— START TASK INPUT —

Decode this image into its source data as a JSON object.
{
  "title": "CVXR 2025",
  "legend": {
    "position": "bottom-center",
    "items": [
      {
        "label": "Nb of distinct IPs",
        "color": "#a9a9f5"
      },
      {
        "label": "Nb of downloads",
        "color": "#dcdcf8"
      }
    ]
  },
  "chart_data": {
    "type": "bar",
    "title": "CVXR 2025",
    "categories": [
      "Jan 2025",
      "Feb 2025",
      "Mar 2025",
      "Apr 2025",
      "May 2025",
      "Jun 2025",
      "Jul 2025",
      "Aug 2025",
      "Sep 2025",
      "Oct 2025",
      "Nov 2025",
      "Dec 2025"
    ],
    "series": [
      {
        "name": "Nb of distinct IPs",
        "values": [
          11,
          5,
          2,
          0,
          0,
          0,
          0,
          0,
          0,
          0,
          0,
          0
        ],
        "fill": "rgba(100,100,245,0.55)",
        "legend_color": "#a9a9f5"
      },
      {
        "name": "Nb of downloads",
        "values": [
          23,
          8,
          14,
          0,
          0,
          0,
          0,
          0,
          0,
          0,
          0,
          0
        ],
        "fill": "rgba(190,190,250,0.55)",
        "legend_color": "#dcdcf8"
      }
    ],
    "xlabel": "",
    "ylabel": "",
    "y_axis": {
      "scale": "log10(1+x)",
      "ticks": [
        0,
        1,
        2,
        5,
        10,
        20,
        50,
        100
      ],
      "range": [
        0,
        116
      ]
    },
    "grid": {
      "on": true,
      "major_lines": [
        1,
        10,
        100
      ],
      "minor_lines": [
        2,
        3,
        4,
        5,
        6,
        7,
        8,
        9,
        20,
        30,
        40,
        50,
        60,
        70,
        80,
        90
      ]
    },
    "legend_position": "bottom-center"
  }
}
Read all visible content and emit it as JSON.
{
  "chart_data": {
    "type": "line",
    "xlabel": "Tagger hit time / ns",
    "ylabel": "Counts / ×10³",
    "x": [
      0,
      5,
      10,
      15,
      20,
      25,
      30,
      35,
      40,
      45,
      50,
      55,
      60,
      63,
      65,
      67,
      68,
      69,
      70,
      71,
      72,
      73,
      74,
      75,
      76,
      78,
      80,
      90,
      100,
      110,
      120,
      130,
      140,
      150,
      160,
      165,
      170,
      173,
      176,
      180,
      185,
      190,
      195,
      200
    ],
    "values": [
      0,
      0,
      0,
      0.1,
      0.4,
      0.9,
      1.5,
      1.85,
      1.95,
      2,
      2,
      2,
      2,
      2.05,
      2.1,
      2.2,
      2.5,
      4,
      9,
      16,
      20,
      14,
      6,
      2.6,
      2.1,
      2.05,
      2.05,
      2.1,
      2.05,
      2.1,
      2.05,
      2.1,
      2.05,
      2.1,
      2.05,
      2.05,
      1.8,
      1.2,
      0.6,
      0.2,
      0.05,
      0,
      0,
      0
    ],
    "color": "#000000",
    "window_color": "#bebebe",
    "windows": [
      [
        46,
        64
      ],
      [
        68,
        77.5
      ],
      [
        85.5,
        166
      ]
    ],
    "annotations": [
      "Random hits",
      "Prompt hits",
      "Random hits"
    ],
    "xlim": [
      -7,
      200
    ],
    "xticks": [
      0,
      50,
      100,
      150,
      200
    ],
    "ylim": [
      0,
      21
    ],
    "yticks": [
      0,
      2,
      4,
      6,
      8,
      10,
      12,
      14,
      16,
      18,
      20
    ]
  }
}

— END TASK INPUT —

The entries above should be repeated exactly, every one of them.

### [EXERCISE RESPONSE]
Decode this image into its source data as a JSON object.
{
  "title": "CVXR 2025",
  "legend": {
    "position": "bottom-center",
    "items": [
      {
        "label": "Nb of distinct IPs",
        "color": "#a9a9f5"
      },
      {
        "label": "Nb of downloads",
        "color": "#dcdcf8"
      }
    ]
  },
  "chart_data": {
    "type": "bar",
    "title": "CVXR 2025",
    "categories": [
      "Jan 2025",
      "Feb 2025",
      "Mar 2025",
      "Apr 2025",
      "May 2025",
      "Jun 2025",
      "Jul 2025",
      "Aug 2025",
      "Sep 2025",
      "Oct 2025",
      "Nov 2025",
      "Dec 2025"
    ],
    "series": [
      {
        "name": "Nb of distinct IPs",
        "values": [
          11,
          5,
          2,
          0,
          0,
          0,
          0,
          0,
          0,
          0,
          0,
          0
        ],
        "fill": "rgba(100,100,245,0.55)",
        "legend_color": "#a9a9f5"
      },
      {
        "name": "Nb of downloads",
        "values": [
          23,
          8,
          14,
          0,
          0,
          0,
          0,
          0,
          0,
          0,
          0,
          0
        ],
        "fill": "rgba(190,190,250,0.55)",
        "legend_color": "#dcdcf8"
      }
    ],
    "xlabel": "",
    "ylabel": "",
    "y_axis": {
      "scale": "log10(1+x)",
      "ticks": [
        0,
        1,
        2,
        5,
        10,
        20,
        50,
        100
      ],
      "range": [
        0,
        116
      ]
    },
    "grid": {
      "on": true,
      "major_lines": [
        1,
        10,
        100
      ],
      "minor_lines": [
        2,
        3,
        4,
        5,
        6,
        7,
        8,
        9,
        20,
        30,
        40,
        50,
        60,
        70,
        80,
        90
      ]
    },
    "legend_position": "bottom-center"
  }
}
Read all visible content and emit it as JSON.
{
  "chart_data": {
    "type": "line",
    "xlabel": "Tagger hit time / ns",
    "ylabel": "Counts / ×10³",
    "x": [
      0,
      5,
      10,
      15,
      20,
      25,
      30,
      35,
      40,
      45,
      50,
      55,
      60,
      63,
      65,
      67,
      68,
      69,
      70,
      71,
      72,
      73,
      74,
      75,
      76,
      78,
      80,
      90,
      100,
      110,
      120,
      130,
      140,
      150,
      160,
      165,
      170,
      173,
      176,
      180,
      185,
      190,
      195,
      200
    ],
    "values": [
      0,
      0,
      0,
      0.1,
      0.4,
      0.9,
      1.5,
      1.85,
      1.95,
      2,
      2,
      2,
      2,
      2.05,
      2.1,
      2.2,
      2.5,
      4,
      9,
      16,
      20,
      14,
      6,
      2.6,
      2.1,
      2.05,
      2.05,
      2.1,
      2.05,
      2.1,
      2.05,
      2.1,
      2.05,
      2.1,
      2.05,
      2.05,
      1.8,
      1.2,
      0.6,
      0.2,
      0.05,
      0,
      0,
      0
    ],
    "color": "#000000",
    "window_color": "#bebebe",
    "windows": [
      [
        46,
        64
      ],
      [
        68,
        77.5
      ],
      [
        85.5,
        166
      ]
    ],
    "annotations": [
      "Random hits",
      "Prompt hits",
      "Random hits"
    ],
    "xlim": [
      -7,
      200
    ],
    "xticks": [
      0,
      50,
      100,
      150,
      200
    ],
    "ylim": [
      0,
      21
    ],
    "yticks": [
      0,
      2,
      4,
      6,
      8,
      10,
      12,
      14,
      16,
      18,
      20
    ]
  }
}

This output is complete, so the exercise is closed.